(Job) How many lines of the entries below include the word "самом"? Answer with the number alone.
== Data listing
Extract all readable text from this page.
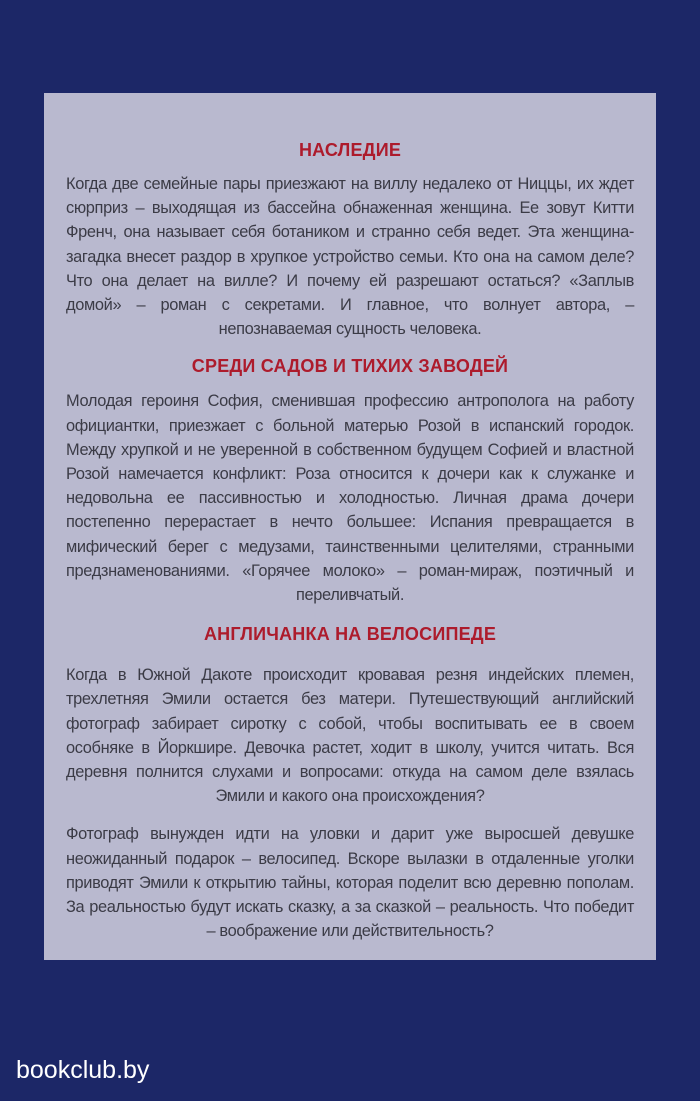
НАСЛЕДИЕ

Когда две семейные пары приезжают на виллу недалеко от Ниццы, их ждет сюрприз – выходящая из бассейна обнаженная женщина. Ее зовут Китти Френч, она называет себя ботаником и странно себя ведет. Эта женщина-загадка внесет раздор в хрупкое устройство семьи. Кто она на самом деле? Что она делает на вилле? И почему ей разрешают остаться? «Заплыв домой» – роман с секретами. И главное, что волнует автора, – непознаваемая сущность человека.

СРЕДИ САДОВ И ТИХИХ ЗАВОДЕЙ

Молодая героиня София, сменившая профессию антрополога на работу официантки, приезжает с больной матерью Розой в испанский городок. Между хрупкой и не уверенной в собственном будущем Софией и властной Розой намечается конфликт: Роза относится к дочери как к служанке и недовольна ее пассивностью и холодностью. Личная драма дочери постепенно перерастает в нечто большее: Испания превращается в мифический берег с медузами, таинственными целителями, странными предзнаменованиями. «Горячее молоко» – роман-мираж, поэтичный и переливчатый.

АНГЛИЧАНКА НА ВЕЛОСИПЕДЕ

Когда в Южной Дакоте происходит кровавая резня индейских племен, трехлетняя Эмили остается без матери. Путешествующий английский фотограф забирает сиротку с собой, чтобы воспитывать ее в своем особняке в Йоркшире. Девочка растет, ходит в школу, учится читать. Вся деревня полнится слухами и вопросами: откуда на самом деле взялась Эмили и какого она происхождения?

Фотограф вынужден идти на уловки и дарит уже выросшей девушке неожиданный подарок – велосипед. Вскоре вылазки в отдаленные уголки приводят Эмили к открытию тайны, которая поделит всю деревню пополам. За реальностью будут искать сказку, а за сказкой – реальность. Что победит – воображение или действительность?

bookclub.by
====
(Reply) 2